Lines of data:
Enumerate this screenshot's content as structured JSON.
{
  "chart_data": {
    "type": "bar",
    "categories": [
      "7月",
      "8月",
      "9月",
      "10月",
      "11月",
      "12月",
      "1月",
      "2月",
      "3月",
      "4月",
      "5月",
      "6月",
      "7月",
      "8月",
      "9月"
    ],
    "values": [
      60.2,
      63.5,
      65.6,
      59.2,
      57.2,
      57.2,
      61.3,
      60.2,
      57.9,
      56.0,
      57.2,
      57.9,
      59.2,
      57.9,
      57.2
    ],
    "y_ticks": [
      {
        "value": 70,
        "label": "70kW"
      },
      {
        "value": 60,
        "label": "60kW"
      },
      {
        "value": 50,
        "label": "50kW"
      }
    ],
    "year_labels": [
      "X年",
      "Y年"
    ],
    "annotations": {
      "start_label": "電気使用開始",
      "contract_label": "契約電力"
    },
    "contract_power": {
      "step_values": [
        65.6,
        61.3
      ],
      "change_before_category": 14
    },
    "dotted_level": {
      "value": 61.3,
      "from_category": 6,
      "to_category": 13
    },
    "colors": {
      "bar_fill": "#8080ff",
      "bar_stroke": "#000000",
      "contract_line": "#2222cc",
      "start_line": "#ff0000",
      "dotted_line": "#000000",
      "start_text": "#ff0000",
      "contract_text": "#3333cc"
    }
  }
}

Instruction: Return all of the above records exactly, leaving no line out.

Output:
Enumerate this screenshot's content as structured JSON.
{
  "chart_data": {
    "type": "bar",
    "categories": [
      "7月",
      "8月",
      "9月",
      "10月",
      "11月",
      "12月",
      "1月",
      "2月",
      "3月",
      "4月",
      "5月",
      "6月",
      "7月",
      "8月",
      "9月"
    ],
    "values": [
      60.2,
      63.5,
      65.6,
      59.2,
      57.2,
      57.2,
      61.3,
      60.2,
      57.9,
      56.0,
      57.2,
      57.9,
      59.2,
      57.9,
      57.2
    ],
    "y_ticks": [
      {
        "value": 70,
        "label": "70kW"
      },
      {
        "value": 60,
        "label": "60kW"
      },
      {
        "value": 50,
        "label": "50kW"
      }
    ],
    "year_labels": [
      "X年",
      "Y年"
    ],
    "annotations": {
      "start_label": "電気使用開始",
      "contract_label": "契約電力"
    },
    "contract_power": {
      "step_values": [
        65.6,
        61.3
      ],
      "change_before_category": 14
    },
    "dotted_level": {
      "value": 61.3,
      "from_category": 6,
      "to_category": 13
    },
    "colors": {
      "bar_fill": "#8080ff",
      "bar_stroke": "#000000",
      "contract_line": "#2222cc",
      "start_line": "#ff0000",
      "dotted_line": "#000000",
      "start_text": "#ff0000",
      "contract_text": "#3333cc"
    }
  }
}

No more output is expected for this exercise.